## Begin
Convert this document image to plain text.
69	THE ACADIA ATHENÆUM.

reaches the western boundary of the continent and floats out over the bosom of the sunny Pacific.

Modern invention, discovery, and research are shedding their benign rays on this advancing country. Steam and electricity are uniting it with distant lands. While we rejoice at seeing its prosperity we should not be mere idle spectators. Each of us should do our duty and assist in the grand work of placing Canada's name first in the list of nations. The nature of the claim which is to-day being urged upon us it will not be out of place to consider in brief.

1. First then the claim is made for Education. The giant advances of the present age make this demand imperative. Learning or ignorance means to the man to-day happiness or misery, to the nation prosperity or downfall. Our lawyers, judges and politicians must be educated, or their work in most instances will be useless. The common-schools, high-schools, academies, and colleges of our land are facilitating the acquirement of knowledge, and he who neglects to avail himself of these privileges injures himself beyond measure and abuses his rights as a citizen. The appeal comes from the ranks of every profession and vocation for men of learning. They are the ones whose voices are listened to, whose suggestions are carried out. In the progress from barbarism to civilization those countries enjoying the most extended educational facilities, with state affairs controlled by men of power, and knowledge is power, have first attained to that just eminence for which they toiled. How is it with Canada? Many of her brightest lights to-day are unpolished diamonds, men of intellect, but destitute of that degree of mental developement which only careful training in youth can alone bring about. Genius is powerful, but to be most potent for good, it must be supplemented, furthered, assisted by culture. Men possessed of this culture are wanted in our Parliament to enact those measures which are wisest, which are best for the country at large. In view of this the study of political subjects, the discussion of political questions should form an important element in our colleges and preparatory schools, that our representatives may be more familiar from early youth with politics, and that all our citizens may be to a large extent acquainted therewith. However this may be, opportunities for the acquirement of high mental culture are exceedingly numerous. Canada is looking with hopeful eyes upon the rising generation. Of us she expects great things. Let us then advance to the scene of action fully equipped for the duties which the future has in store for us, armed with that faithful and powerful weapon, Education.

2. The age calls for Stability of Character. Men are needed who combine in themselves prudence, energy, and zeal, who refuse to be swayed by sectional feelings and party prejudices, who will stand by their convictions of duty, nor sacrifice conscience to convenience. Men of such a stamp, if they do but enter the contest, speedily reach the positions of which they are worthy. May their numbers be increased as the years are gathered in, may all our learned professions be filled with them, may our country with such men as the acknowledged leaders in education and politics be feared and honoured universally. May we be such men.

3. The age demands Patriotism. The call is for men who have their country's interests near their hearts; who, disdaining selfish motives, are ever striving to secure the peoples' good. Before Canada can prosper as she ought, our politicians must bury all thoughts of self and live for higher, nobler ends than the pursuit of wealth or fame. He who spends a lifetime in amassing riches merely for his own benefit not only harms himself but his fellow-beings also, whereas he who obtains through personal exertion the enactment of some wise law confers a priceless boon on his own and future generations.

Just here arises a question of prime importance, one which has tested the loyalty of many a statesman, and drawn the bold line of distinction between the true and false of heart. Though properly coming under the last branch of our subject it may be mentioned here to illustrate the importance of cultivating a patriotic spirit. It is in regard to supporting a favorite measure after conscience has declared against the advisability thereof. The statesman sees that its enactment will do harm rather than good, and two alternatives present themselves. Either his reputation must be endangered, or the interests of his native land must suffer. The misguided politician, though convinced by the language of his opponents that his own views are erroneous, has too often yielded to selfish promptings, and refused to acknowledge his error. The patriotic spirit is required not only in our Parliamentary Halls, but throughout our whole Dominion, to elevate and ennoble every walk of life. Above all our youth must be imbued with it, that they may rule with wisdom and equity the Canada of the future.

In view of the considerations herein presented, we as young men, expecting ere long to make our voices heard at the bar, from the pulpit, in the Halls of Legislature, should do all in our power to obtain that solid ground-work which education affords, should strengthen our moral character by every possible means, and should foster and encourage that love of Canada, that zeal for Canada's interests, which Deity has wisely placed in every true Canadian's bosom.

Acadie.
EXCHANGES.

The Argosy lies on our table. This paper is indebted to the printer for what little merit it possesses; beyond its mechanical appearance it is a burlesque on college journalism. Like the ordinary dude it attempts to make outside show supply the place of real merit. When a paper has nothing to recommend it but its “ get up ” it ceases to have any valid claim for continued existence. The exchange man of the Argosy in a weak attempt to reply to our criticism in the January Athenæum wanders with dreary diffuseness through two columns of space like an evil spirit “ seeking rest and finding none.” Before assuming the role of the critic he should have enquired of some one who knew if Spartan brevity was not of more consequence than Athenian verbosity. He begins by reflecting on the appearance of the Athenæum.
## End
» **AIM**: Retype the data exactly as given.

» **REPLY TO THE TASK**:
Convert this document image to plain text.
69	THE ACADIA ATHENÆUM.

reaches the western boundary of the continent and floats out over the bosom of the sunny Pacific.

Modern invention, discovery, and research are shedding their benign rays on this advancing country. Steam and electricity are uniting it with distant lands. While we rejoice at seeing its prosperity we should not be mere idle spectators. Each of us should do our duty and assist in the grand work of placing Canada's name first in the list of nations. The nature of the claim which is to-day being urged upon us it will not be out of place to consider in brief.

1. First then the claim is made for Education. The giant advances of the present age make this demand imperative. Learning or ignorance means to the man to-day happiness or misery, to the nation prosperity or downfall. Our lawyers, judges and politicians must be educated, or their work in most instances will be useless. The common-schools, high-schools, academies, and colleges of our land are facilitating the acquirement of knowledge, and he who neglects to avail himself of these privileges injures himself beyond measure and abuses his rights as a citizen. The appeal comes from the ranks of every profession and vocation for men of learning. They are the ones whose voices are listened to, whose suggestions are carried out. In the progress from barbarism to civilization those countries enjoying the most extended educational facilities, with state affairs controlled by men of power, and knowledge is power, have first attained to that just eminence for which they toiled. How is it with Canada? Many of her brightest lights to-day are unpolished diamonds, men of intellect, but destitute of that degree of mental developement which only careful training in youth can alone bring about. Genius is powerful, but to be most potent for good, it must be supplemented, furthered, assisted by culture. Men possessed of this culture are wanted in our Parliament to enact those measures which are wisest, which are best for the country at large. In view of this the study of political subjects, the discussion of political questions should form an important element in our colleges and preparatory schools, that our representatives may be more familiar from early youth with politics, and that all our citizens may be to a large extent acquainted therewith. However this may be, opportunities for the acquirement of high mental culture are exceedingly numerous. Canada is looking with hopeful eyes upon the rising generation. Of us she expects great things. Let us then advance to the scene of action fully equipped for the duties which the future has in store for us, armed with that faithful and powerful weapon, Education.

2. The age calls for Stability of Character. Men are needed who combine in themselves prudence, energy, and zeal, who refuse to be swayed by sectional feelings and party prejudices, who will stand by their convictions of duty, nor sacrifice conscience to convenience. Men of such a stamp, if they do but enter the contest, speedily reach the positions of which they are worthy. May their numbers be increased as the years are gathered in, may all our learned professions be filled with them, may our country with such men as the acknowledged leaders in education and politics be feared and honoured universally. May we be such men.

3. The age demands Patriotism. The call is for men who have their country's interests near their hearts; who, disdaining selfish motives, are ever striving to secure the peoples' good. Before Canada can prosper as she ought, our politicians must bury all thoughts of self and live for higher, nobler ends than the pursuit of wealth or fame. He who spends a lifetime in amassing riches merely for his own benefit not only harms himself but his fellow-beings also, whereas he who obtains through personal exertion the enactment of some wise law confers a priceless boon on his own and future generations.

Just here arises a question of prime importance, one which has tested the loyalty of many a statesman, and drawn the bold line of distinction between the true and false of heart. Though properly coming under the last branch of our subject it may be mentioned here to illustrate the importance of cultivating a patriotic spirit. It is in regard to supporting a favorite measure after conscience has declared against the advisability thereof. The statesman sees that its enactment will do harm rather than good, and two alternatives present themselves. Either his reputation must be endangered, or the interests of his native land must suffer. The misguided politician, though convinced by the language of his opponents that his own views are erroneous, has too often yielded to selfish promptings, and refused to acknowledge his error. The patriotic spirit is required not only in our Parliamentary Halls, but throughout our whole Dominion, to elevate and ennoble every walk of life. Above all our youth must be imbued with it, that they may rule with wisdom and equity the Canada of the future.

In view of the considerations herein presented, we as young men, expecting ere long to make our voices heard at the bar, from the pulpit, in the Halls of Legislature, should do all in our power to obtain that solid ground-work which education affords, should strengthen our moral character by every possible means, and should foster and encourage that love of Canada, that zeal for Canada's interests, which Deity has wisely placed in every true Canadian's bosom.

Acadie.
EXCHANGES.

The Argosy lies on our table. This paper is indebted to the printer for what little merit it possesses; beyond its mechanical appearance it is a burlesque on college journalism. Like the ordinary dude it attempts to make outside show supply the place of real merit. When a paper has nothing to recommend it but its “ get up ” it ceases to have any valid claim for continued existence. The exchange man of the Argosy in a weak attempt to reply to our criticism in the January Athenæum wanders with dreary diffuseness through two columns of space like an evil spirit “ seeking rest and finding none.” Before assuming the role of the critic he should have enquired of some one who knew if Spartan brevity was not of more consequence than Athenian verbosity. He begins by reflecting on the appearance of the Athenæum.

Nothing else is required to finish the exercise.